**本文**
┏━━

監督は、2001年『けものがれ、俺らの猿と』などの脚本を手
掛け、2004年『あゝ!一軒家プロレス』という作品を発表し
ている久保直樹。前作の題名からは格闘技ファンの監督と思
われるが、本作はそこから一歩踏み出したと言えそうだ。
なお作品は郷一郎の原作に基づくもので、本作の出演者でも
ある小林が原作に惚れ込んで映画化を企画。ただし原作では
キックボクサーが主人公だったが、原作者の好きにして良い
との言葉を受けて大幅に改作したようだ。
その脚本は、今年1月公開『犬の首輪とコロッケと』などの
稲本達郎と、2009年テレビドラマ『メイド刑事』などの松田
知子が担当している。

『ひまわり〜沖縄は忘れないあの日の空を〜』
1959年6月30日に沖縄の石川市(現うるま市)で起きた米軍
ジェット機墜落事件と、2004年8月13日の沖縄国際大学での
米軍ヘリコプター墜落事件。その2つの米軍の軍事行動に関
る事件を描いたドラマ作品。
物語は、その2つの事件に遭遇した1人の男性と、その孫を
中心に展開される。その男性は石川市宮森小学校に墜落した
ジェット機で友を失い、沖縄国際大学へのヘリコプター墜落
の目撃者となる。
また孫は、祖父と共にヘリコプター墜落の目撃者となるが、
その記憶は薄れて現在は同大学の生徒となっている。そして
その大学のゼミで2つの事件のレポートを纏める形で事件が
検証されて行くものだ。

┗━━

**作業内容**
本文を読んで、次の問いに答えてください。
(a) 久保直樹が2004年に発表した作品の題名は何ですか。
(b) 原作で主人公だったのはどのような人物ですか。
(c) 米軍ジェット機墜落事件が起きた日付と場所はどこですか。
記録はこの作業にはまったく関係しません。

**抽出記録**
┏━━

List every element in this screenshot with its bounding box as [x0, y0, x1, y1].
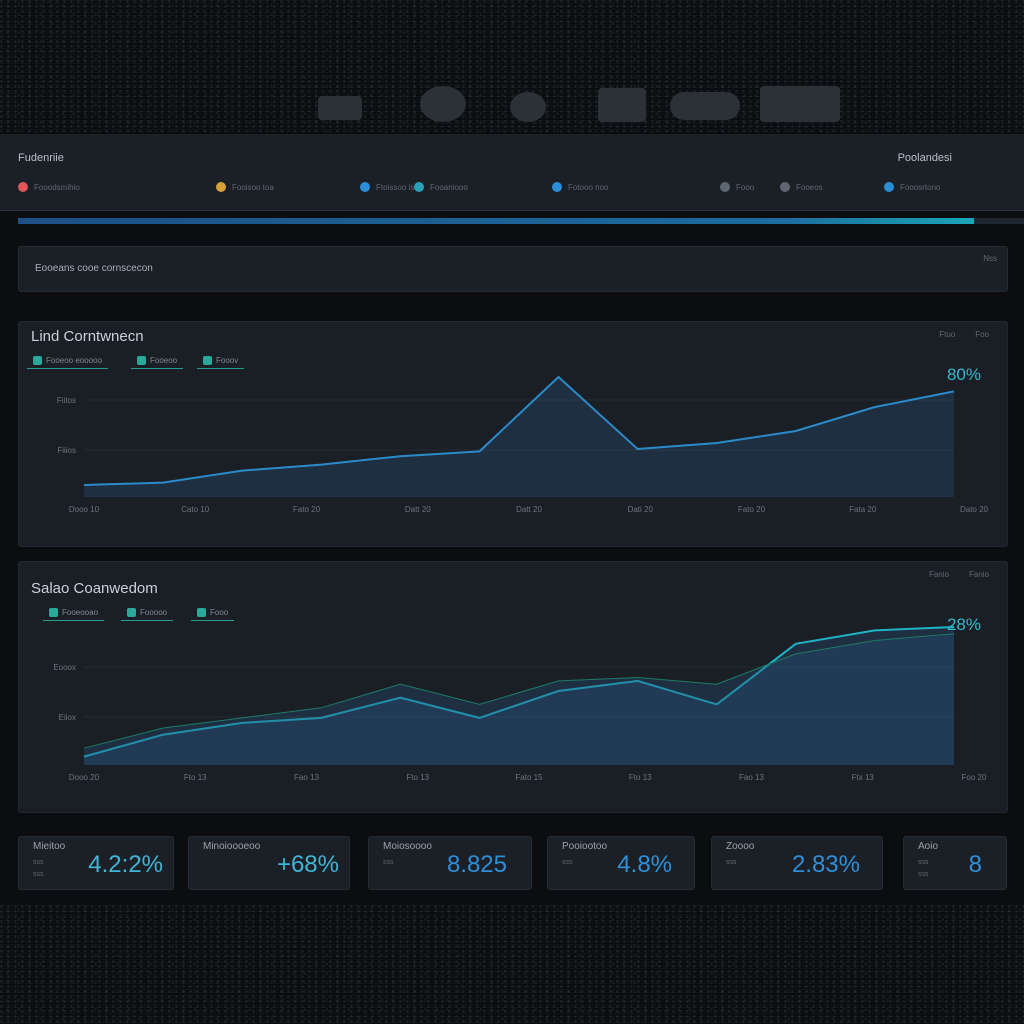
status-dot-icon: [552, 182, 562, 192]
nav-item-1[interactable]: Fooodsmihio: [18, 178, 80, 196]
nav-item-7[interactable]: Fooeos: [780, 178, 823, 196]
x-tick-label: Dati 20: [628, 505, 654, 514]
status-dot-icon: [414, 182, 424, 192]
status-dot-icon: [360, 182, 370, 192]
series-area: [84, 633, 954, 765]
x-tick-label: Datt 20: [516, 505, 542, 514]
nav-item-8[interactable]: Fooosrtono: [884, 178, 940, 196]
metric-value: 4.2:2%: [88, 851, 163, 878]
metric-label: Mieitoo: [33, 841, 66, 852]
logo-2: [420, 86, 466, 122]
x-tick-label: Dooo 10: [69, 505, 100, 514]
metric-card-3[interactable]: Moiosoooo sss 8.825: [368, 836, 532, 890]
nav-item-label: Fotooo noo: [568, 182, 609, 192]
metric-value: 4.8%: [617, 851, 672, 878]
x-tick-label: Fata 20: [849, 505, 877, 514]
y-tick-label: Eiiox: [59, 713, 76, 722]
x-tick-label: Foo 20: [962, 773, 987, 782]
x-tick-label: Datt 20: [405, 505, 431, 514]
x-tick-label: Fto 13: [184, 773, 207, 782]
breadcrumb-text[interactable]: Eooeans cooe cornscecon: [35, 263, 153, 274]
metric-sub: sss: [562, 859, 573, 866]
metric-label: Moiosoooo: [383, 841, 432, 852]
series-area: [84, 377, 954, 497]
status-dot-icon: [780, 182, 790, 192]
nav-item-label: Ftoissoo iso: [376, 182, 419, 192]
status-dot-icon: [18, 182, 28, 192]
x-tick-label: Dato 20: [960, 505, 989, 514]
metric-value: +68%: [276, 851, 339, 878]
x-tick-label: Fato 15: [515, 773, 543, 782]
metric-sub: sss: [918, 871, 929, 878]
x-tick-label: Fato 20: [293, 505, 321, 514]
metric-label: Pooiootoo: [562, 841, 608, 852]
nav-item-5[interactable]: Fotooo noo: [552, 178, 608, 196]
x-tick-label: Cato 10: [181, 505, 210, 514]
logo-6: [760, 86, 840, 122]
breadcrumb-action[interactable]: Nss: [983, 254, 997, 263]
x-tick-label: Ftx 13: [852, 773, 875, 782]
x-tick-label: Fto 13: [406, 773, 429, 782]
end-value-label: 28%: [947, 615, 981, 634]
logo-strip: [300, 82, 860, 130]
bottom-noise-band: [0, 905, 1024, 1024]
status-dot-icon: [216, 182, 226, 192]
x-tick-label: Fto 13: [629, 773, 652, 782]
logo-3: [510, 92, 546, 122]
metric-sub: sss: [33, 871, 44, 878]
y-tick-label: Eooox: [53, 663, 76, 672]
metric-sub: sss: [33, 859, 44, 866]
metric-value: 8: [968, 851, 982, 878]
end-value-label: 80%: [947, 365, 981, 384]
metric-card-1[interactable]: Mieitoo sss sss 4.2:2%: [18, 836, 174, 890]
x-tick-label: Fato 20: [738, 505, 766, 514]
metric-sub: sss: [918, 859, 929, 866]
nav-item-label: Fooodsmihio: [34, 182, 80, 192]
profile-menu[interactable]: Poolandesi: [898, 152, 952, 164]
metric-card-5[interactable]: Zoooo sss 2.83%: [711, 836, 883, 890]
nav-item-6[interactable]: Fooo: [720, 178, 754, 196]
metric-card-6[interactable]: Aoio sss sss 8: [903, 836, 1007, 890]
x-tick-label: Fao 13: [294, 773, 319, 782]
line-chart-salao: Eooox Eiiox Dooo 20 Fto 13 Fao 13 Fto 13 Fato …: [53, 615, 987, 782]
y-tick-label: Fiiios: [57, 446, 76, 455]
progress-fill: [18, 218, 974, 224]
y-tick-label: Fiitos: [57, 396, 76, 405]
nav-item-label: Fooisoo toa: [232, 182, 274, 192]
x-tick-label: Dooo 20: [69, 773, 100, 782]
chart-panel-lind: Lind Corntwnecn Ftuo Foo Fooeoo eooooo F…: [18, 321, 1008, 547]
status-dot-icon: [720, 182, 730, 192]
page-progress-bar: [18, 218, 1024, 224]
metric-label: Minoioooeoo: [203, 841, 261, 852]
chart-panel-salao: Salao Coanwedom Fanio Fanio Fooeooao Foo…: [18, 561, 1008, 813]
logo-1: [318, 96, 362, 120]
metric-card-4[interactable]: Pooiootoo sss 4.8%: [547, 836, 695, 890]
metric-label: Zoooo: [726, 841, 755, 852]
status-dot-icon: [884, 182, 894, 192]
metric-value: 8.825: [446, 851, 507, 878]
nav-item-label: Fooo: [736, 182, 755, 192]
metric-label: Aoio: [918, 841, 939, 852]
metric-sub: sss: [726, 859, 737, 866]
metric-card-2[interactable]: Minoioooeoo +68%: [188, 836, 350, 890]
nav-item-label: Fooosrtono: [900, 182, 941, 192]
nav-item-4[interactable]: Fooaniooo: [414, 178, 468, 196]
top-header: Fudenriie Poolandesi Fooodsmihio Fooisoo…: [0, 134, 1024, 211]
breadcrumb: Eooeans cooe cornscecon Nss: [18, 246, 1008, 292]
logo-5: [670, 92, 740, 120]
metric-sub: sss: [383, 859, 394, 866]
nav-item-label: Fooaniooo: [430, 182, 468, 192]
brand-label[interactable]: Fudenriie: [18, 152, 64, 164]
nav-item-3[interactable]: Ftoissoo iso: [360, 178, 419, 196]
x-tick-label: Fao 13: [739, 773, 764, 782]
logo-4: [598, 88, 646, 122]
nav-item-label: Fooeos: [796, 182, 823, 192]
nav-item-2[interactable]: Fooisoo toa: [216, 178, 274, 196]
metric-value: 2.83%: [791, 851, 860, 878]
line-chart-lind: Fiitos Fiiios Dooo 10 Cato 10 Fato 20 Datt 20…: [57, 365, 989, 514]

┗━━

**出力**
(a) 『あゝ!一軒家プロレス』
(b) キックボクサー
(c) 1959年6月30日、沖縄の石川市(現うるま市)